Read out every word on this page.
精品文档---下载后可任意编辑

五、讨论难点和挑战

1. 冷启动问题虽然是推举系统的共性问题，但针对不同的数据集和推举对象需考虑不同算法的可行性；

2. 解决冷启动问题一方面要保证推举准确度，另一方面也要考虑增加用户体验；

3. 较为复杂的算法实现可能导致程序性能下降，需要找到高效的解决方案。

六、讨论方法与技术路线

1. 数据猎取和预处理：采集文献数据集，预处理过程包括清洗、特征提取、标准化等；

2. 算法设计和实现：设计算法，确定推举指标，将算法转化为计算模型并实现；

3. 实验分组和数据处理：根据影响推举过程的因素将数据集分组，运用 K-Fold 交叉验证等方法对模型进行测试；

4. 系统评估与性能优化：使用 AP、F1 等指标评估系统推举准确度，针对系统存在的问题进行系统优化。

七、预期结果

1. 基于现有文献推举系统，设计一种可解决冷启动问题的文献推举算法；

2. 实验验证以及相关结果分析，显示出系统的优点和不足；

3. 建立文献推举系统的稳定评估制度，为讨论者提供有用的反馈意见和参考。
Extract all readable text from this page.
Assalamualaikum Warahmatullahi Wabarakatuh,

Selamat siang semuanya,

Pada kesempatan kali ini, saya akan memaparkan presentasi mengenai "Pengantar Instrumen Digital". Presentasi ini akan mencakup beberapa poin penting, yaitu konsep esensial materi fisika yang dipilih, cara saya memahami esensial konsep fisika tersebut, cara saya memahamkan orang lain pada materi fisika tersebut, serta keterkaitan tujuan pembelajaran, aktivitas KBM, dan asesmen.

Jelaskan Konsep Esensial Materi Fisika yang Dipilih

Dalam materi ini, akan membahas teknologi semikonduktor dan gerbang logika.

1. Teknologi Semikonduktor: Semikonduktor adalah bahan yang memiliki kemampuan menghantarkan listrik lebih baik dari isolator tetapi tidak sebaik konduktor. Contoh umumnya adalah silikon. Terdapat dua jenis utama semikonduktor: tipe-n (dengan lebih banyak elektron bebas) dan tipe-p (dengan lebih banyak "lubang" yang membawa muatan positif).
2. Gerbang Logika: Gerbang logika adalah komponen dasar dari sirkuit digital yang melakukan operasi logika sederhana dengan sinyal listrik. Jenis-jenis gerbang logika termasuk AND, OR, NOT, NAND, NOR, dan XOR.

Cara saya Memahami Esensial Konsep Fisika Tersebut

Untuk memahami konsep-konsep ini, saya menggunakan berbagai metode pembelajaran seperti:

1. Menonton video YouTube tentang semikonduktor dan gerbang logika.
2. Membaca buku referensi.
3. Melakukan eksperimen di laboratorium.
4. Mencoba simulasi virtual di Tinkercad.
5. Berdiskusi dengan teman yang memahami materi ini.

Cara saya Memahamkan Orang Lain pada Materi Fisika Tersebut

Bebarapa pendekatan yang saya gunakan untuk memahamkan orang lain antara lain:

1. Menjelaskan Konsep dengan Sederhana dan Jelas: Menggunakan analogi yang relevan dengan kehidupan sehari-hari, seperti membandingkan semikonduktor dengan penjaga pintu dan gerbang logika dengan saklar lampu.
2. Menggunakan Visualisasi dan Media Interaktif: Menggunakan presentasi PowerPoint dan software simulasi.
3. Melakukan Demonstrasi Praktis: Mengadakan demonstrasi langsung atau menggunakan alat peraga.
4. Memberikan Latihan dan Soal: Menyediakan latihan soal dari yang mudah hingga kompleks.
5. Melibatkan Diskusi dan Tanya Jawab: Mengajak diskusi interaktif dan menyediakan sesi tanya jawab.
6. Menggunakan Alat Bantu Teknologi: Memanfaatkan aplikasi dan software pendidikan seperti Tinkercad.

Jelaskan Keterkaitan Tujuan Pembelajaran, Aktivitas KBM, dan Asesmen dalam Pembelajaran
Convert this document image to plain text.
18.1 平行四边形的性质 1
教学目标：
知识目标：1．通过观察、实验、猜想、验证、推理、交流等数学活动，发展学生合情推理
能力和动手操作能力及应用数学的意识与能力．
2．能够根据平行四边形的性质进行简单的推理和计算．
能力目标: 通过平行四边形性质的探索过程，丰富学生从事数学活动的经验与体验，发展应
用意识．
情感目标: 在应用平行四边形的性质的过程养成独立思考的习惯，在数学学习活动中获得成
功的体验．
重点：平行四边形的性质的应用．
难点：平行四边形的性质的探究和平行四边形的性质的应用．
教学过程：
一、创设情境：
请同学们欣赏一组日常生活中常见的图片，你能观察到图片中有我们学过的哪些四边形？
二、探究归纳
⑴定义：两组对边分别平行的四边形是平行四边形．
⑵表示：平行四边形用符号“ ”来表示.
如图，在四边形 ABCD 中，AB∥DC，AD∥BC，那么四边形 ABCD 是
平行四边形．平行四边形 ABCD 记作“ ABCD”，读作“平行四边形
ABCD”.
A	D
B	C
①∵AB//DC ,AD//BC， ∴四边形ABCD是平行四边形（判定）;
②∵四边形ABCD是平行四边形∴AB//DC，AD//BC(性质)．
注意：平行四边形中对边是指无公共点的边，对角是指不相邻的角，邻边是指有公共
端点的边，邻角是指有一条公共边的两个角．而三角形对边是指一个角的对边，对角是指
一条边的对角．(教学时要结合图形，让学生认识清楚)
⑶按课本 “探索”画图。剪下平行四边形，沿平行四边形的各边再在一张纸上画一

WRITTEN INSTRUCTION:
Using the data above, output each line exactly.

EXERCISE RESULT:
Read out every word on this page.
精品文档---下载后可任意编辑

五、讨论难点和挑战

1. 冷启动问题虽然是推举系统的共性问题，但针对不同的数据集和推举对象需考虑不同算法的可行性；

2. 解决冷启动问题一方面要保证推举准确度，另一方面也要考虑增加用户体验；

3. 较为复杂的算法实现可能导致程序性能下降，需要找到高效的解决方案。

六、讨论方法与技术路线

1. 数据猎取和预处理：采集文献数据集，预处理过程包括清洗、特征提取、标准化等；

2. 算法设计和实现：设计算法，确定推举指标，将算法转化为计算模型并实现；

3. 实验分组和数据处理：根据影响推举过程的因素将数据集分组，运用 K-Fold 交叉验证等方法对模型进行测试；

4. 系统评估与性能优化：使用 AP、F1 等指标评估系统推举准确度，针对系统存在的问题进行系统优化。

七、预期结果

1. 基于现有文献推举系统，设计一种可解决冷启动问题的文献推举算法；

2. 实验验证以及相关结果分析，显示出系统的优点和不足；

3. 建立文献推举系统的稳定评估制度，为讨论者提供有用的反馈意见和参考。
Extract all readable text from this page.
Assalamualaikum Warahmatullahi Wabarakatuh,

Selamat siang semuanya,

Pada kesempatan kali ini, saya akan memaparkan presentasi mengenai "Pengantar Instrumen Digital". Presentasi ini akan mencakup beberapa poin penting, yaitu konsep esensial materi fisika yang dipilih, cara saya memahami esensial konsep fisika tersebut, cara saya memahamkan orang lain pada materi fisika tersebut, serta keterkaitan tujuan pembelajaran, aktivitas KBM, dan asesmen.

Jelaskan Konsep Esensial Materi Fisika yang Dipilih

Dalam materi ini, akan membahas teknologi semikonduktor dan gerbang logika.

1. Teknologi Semikonduktor: Semikonduktor adalah bahan yang memiliki kemampuan menghantarkan listrik lebih baik dari isolator tetapi tidak sebaik konduktor. Contoh umumnya adalah silikon. Terdapat dua jenis utama semikonduktor: tipe-n (dengan lebih banyak elektron bebas) dan tipe-p (dengan lebih banyak "lubang" yang membawa muatan positif).
2. Gerbang Logika: Gerbang logika adalah komponen dasar dari sirkuit digital yang melakukan operasi logika sederhana dengan sinyal listrik. Jenis-jenis gerbang logika termasuk AND, OR, NOT, NAND, NOR, dan XOR.

Cara saya Memahami Esensial Konsep Fisika Tersebut

Untuk memahami konsep-konsep ini, saya menggunakan berbagai metode pembelajaran seperti:

1. Menonton video YouTube tentang semikonduktor dan gerbang logika.
2. Membaca buku referensi.
3. Melakukan eksperimen di laboratorium.
4. Mencoba simulasi virtual di Tinkercad.
5. Berdiskusi dengan teman yang memahami materi ini.

Cara saya Memahamkan Orang Lain pada Materi Fisika Tersebut

Bebarapa pendekatan yang saya gunakan untuk memahamkan orang lain antara lain:

1. Menjelaskan Konsep dengan Sederhana dan Jelas: Menggunakan analogi yang relevan dengan kehidupan sehari-hari, seperti membandingkan semikonduktor dengan penjaga pintu dan gerbang logika dengan saklar lampu.
2. Menggunakan Visualisasi dan Media Interaktif: Menggunakan presentasi PowerPoint dan software simulasi.
3. Melakukan Demonstrasi Praktis: Mengadakan demonstrasi langsung atau menggunakan alat peraga.
4. Memberikan Latihan dan Soal: Menyediakan latihan soal dari yang mudah hingga kompleks.
5. Melibatkan Diskusi dan Tanya Jawab: Mengajak diskusi interaktif dan menyediakan sesi tanya jawab.
6. Menggunakan Alat Bantu Teknologi: Memanfaatkan aplikasi dan software pendidikan seperti Tinkercad.

Jelaskan Keterkaitan Tujuan Pembelajaran, Aktivitas KBM, dan Asesmen dalam Pembelajaran
Convert this document image to plain text.
18.1 平行四边形的性质 1
教学目标：
知识目标：1．通过观察、实验、猜想、验证、推理、交流等数学活动，发展学生合情推理
能力和动手操作能力及应用数学的意识与能力．
2．能够根据平行四边形的性质进行简单的推理和计算．
能力目标: 通过平行四边形性质的探索过程，丰富学生从事数学活动的经验与体验，发展应
用意识．
情感目标: 在应用平行四边形的性质的过程养成独立思考的习惯，在数学学习活动中获得成
功的体验．
重点：平行四边形的性质的应用．
难点：平行四边形的性质的探究和平行四边形的性质的应用．
教学过程：
一、创设情境：
请同学们欣赏一组日常生活中常见的图片，你能观察到图片中有我们学过的哪些四边形？
二、探究归纳
⑴定义：两组对边分别平行的四边形是平行四边形．
⑵表示：平行四边形用符号“ ”来表示.
如图，在四边形 ABCD 中，AB∥DC，AD∥BC，那么四边形 ABCD 是
平行四边形．平行四边形 ABCD 记作“ ABCD”，读作“平行四边形
ABCD”.
A	D
B	C
①∵AB//DC ,AD//BC， ∴四边形ABCD是平行四边形（判定）;
②∵四边形ABCD是平行四边形∴AB//DC，AD//BC(性质)．
注意：平行四边形中对边是指无公共点的边，对角是指不相邻的角，邻边是指有公共
端点的边，邻角是指有一条公共边的两个角．而三角形对边是指一个角的对边，对角是指
一条边的对角．(教学时要结合图形，让学生认识清楚)
⑶按课本 “探索”画图。剪下平行四边形，沿平行四边形的各边再在一张纸上画一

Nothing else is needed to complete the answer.